- [Objective] Every line below is to be quoted exactly, with nothing added or dropped.

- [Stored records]
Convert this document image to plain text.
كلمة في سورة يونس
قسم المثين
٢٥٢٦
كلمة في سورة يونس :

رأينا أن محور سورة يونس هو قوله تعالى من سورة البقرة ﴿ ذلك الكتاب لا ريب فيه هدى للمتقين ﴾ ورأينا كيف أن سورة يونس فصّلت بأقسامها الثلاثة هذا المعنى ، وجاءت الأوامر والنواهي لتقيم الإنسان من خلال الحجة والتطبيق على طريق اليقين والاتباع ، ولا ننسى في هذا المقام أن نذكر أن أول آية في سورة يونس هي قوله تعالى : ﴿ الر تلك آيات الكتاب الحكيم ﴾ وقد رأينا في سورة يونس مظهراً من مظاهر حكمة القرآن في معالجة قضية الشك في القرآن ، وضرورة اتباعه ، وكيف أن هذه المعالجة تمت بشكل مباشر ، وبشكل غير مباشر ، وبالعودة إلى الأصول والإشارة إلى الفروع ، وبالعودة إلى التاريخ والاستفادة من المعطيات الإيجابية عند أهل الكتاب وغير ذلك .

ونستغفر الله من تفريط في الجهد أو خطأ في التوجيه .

- [Exercise result]
Convert this document image to plain text.
كلمة في سورة يونس
قسم المثين
٢٥٢٦
كلمة في سورة يونس :

رأينا أن محور سورة يونس هو قوله تعالى من سورة البقرة ﴿ ذلك الكتاب لا ريب فيه هدى للمتقين ﴾ ورأينا كيف أن سورة يونس فصّلت بأقسامها الثلاثة هذا المعنى ، وجاءت الأوامر والنواهي لتقيم الإنسان من خلال الحجة والتطبيق على طريق اليقين والاتباع ، ولا ننسى في هذا المقام أن نذكر أن أول آية في سورة يونس هي قوله تعالى : ﴿ الر تلك آيات الكتاب الحكيم ﴾ وقد رأينا في سورة يونس مظهراً من مظاهر حكمة القرآن في معالجة قضية الشك في القرآن ، وضرورة اتباعه ، وكيف أن هذه المعالجة تمت بشكل مباشر ، وبشكل غير مباشر ، وبالعودة إلى الأصول والإشارة إلى الفروع ، وبالعودة إلى التاريخ والاستفادة من المعطيات الإيجابية عند أهل الكتاب وغير ذلك .

ونستغفر الله من تفريط في الجهد أو خطأ في التوجيه .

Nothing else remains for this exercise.